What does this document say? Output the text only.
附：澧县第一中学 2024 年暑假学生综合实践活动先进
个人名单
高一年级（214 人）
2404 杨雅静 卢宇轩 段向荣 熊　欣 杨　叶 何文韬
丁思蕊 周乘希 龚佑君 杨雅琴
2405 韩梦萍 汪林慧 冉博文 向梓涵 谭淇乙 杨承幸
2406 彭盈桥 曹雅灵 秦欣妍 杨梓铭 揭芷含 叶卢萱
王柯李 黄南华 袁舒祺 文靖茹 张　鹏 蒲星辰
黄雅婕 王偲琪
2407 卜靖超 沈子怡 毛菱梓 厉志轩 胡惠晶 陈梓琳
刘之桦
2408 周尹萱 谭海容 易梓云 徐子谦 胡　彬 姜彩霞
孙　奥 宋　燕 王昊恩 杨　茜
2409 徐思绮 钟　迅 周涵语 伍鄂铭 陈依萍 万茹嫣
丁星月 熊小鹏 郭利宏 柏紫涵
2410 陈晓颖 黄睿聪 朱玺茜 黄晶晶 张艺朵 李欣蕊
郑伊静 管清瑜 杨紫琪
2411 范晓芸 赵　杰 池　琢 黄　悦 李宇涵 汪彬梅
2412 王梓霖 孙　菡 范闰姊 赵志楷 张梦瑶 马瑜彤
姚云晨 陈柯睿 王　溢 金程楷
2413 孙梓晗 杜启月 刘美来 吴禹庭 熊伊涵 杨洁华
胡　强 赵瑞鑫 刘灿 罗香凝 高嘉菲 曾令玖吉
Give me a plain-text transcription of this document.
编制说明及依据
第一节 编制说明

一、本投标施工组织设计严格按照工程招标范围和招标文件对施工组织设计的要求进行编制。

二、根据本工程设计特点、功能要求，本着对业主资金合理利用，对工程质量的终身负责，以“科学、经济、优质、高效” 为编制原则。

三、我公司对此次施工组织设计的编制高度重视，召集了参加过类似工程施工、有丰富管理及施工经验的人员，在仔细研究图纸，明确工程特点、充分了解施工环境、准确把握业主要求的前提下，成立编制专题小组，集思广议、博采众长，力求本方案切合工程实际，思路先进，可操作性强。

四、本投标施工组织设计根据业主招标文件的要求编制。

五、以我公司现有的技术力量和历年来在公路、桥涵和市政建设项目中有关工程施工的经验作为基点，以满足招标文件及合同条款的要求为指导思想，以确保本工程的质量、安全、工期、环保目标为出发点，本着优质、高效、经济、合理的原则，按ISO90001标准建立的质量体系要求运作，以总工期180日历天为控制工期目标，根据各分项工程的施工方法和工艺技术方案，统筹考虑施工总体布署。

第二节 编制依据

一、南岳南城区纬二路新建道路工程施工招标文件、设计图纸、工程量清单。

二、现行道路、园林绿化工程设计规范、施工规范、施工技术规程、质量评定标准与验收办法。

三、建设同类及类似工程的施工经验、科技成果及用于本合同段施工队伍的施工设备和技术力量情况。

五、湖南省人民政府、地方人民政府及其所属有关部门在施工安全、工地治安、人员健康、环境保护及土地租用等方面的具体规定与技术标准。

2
★ ★ ★ ★ ★
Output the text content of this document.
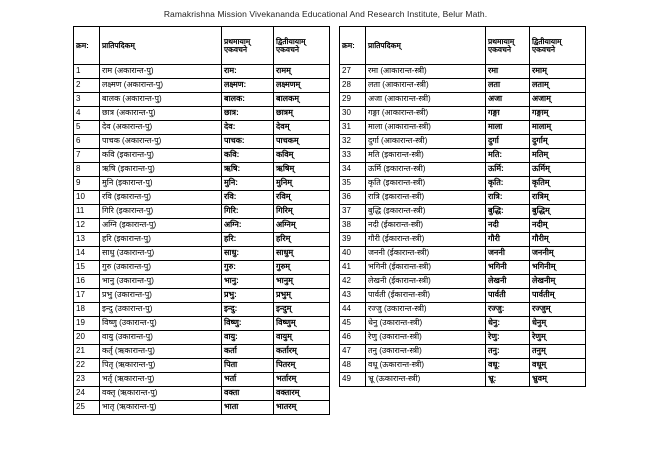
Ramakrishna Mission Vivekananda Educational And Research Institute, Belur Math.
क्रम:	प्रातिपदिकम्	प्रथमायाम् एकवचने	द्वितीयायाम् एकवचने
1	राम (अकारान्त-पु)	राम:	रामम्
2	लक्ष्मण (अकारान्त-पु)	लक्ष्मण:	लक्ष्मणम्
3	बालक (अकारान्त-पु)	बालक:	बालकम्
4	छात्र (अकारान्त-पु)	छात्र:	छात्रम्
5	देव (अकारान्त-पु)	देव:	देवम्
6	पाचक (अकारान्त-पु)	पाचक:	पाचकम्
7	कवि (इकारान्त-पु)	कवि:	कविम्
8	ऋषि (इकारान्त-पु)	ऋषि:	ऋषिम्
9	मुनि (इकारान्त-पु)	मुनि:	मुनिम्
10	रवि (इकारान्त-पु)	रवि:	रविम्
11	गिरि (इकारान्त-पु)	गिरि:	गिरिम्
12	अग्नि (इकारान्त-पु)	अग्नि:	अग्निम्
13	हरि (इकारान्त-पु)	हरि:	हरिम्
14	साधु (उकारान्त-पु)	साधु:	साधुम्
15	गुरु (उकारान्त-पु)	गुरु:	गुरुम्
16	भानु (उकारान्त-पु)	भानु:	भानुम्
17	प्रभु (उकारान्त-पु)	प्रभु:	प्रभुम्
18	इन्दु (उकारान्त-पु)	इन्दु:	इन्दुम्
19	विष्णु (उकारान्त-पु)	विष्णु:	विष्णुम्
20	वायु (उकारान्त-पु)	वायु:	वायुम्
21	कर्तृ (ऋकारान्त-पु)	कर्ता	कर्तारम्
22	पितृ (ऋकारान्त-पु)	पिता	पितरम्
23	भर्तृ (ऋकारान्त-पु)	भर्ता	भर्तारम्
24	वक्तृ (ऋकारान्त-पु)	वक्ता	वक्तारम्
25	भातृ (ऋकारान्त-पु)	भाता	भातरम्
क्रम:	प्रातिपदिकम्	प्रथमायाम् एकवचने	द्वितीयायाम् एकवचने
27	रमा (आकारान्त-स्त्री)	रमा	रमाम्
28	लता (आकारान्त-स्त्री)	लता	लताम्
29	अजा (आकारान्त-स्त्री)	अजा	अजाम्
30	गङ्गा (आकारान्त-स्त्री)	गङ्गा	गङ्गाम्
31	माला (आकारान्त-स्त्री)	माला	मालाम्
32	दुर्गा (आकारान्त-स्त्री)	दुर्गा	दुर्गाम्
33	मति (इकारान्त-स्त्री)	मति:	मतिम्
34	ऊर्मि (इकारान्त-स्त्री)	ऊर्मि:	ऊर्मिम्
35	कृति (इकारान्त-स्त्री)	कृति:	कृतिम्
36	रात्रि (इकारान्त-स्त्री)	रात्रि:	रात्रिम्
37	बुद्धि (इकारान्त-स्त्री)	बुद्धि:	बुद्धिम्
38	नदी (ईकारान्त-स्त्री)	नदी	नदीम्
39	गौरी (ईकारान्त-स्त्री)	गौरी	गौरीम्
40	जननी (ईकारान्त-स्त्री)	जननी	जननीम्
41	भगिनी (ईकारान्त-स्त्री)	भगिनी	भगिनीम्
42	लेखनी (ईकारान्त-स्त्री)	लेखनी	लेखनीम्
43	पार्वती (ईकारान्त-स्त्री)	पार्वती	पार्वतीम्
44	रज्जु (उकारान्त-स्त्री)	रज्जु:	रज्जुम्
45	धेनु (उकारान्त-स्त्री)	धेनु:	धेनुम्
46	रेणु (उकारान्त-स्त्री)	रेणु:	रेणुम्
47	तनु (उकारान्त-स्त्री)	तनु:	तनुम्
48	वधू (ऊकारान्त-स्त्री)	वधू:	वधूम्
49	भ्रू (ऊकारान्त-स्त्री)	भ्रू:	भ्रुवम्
★ ★ ★ ★ ★
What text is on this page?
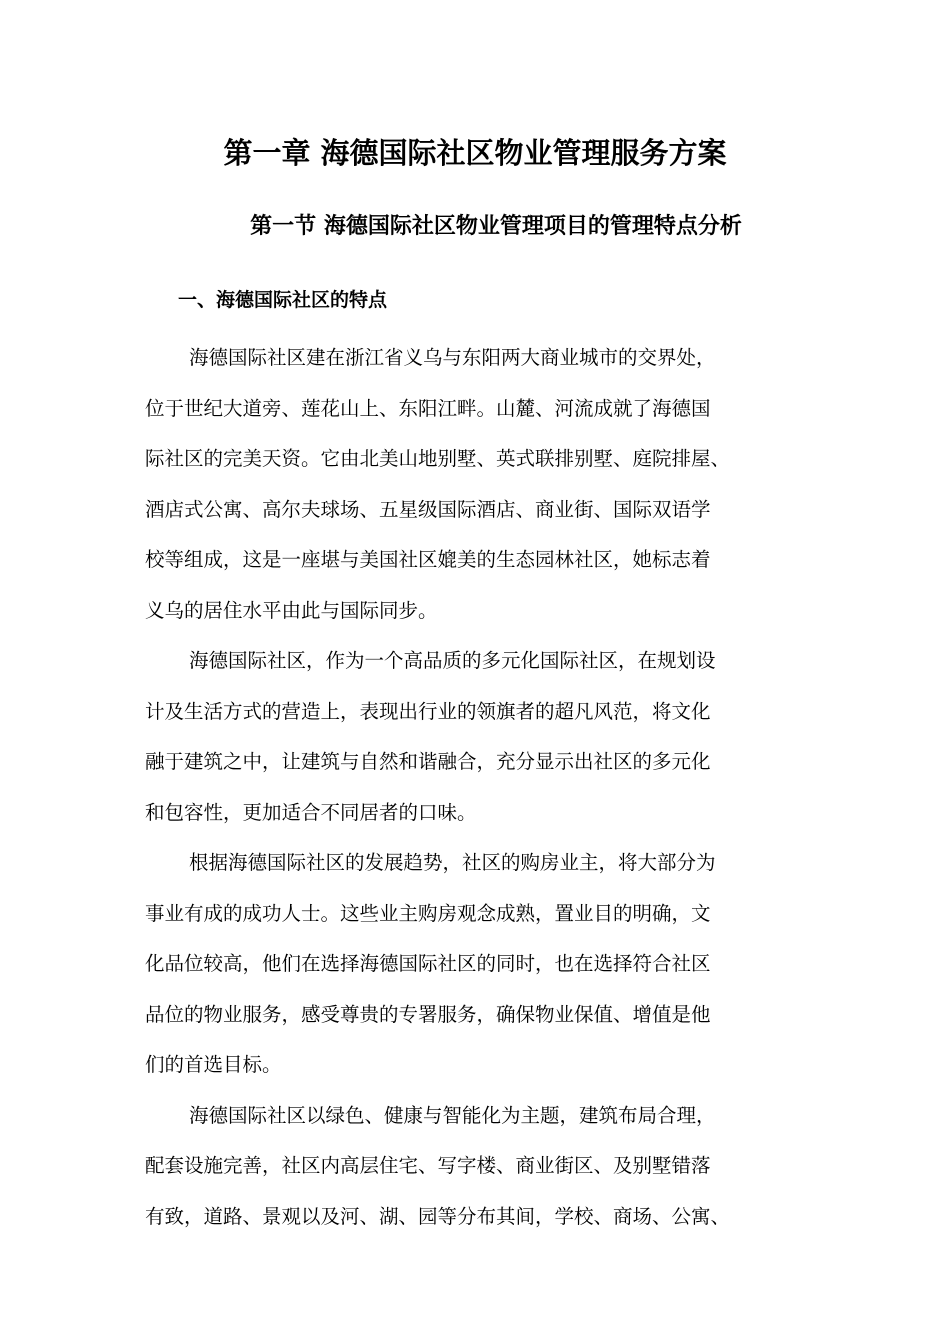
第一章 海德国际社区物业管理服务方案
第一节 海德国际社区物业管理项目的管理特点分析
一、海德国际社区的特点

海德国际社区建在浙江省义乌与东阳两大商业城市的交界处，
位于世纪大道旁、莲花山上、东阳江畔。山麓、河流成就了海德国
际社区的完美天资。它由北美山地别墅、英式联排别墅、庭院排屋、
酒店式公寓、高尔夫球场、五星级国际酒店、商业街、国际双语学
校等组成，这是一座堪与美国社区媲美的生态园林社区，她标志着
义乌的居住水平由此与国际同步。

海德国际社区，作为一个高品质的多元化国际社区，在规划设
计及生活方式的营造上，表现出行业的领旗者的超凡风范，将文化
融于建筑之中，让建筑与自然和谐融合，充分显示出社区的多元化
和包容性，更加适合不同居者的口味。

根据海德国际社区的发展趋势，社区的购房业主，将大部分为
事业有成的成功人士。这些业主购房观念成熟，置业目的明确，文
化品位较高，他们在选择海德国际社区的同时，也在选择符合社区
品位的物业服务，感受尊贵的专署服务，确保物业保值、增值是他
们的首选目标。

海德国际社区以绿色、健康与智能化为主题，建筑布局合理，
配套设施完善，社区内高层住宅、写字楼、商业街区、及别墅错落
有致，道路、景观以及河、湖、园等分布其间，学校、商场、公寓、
★ ★ ★ ★ ★
* **Your task**
Sift through the entries and copy every line with "text".

* **Solution to this task**
What does this document say? Output the text only.
Give me a plain-text transcription of this document.
Output the text content of this document.
What text is on this page?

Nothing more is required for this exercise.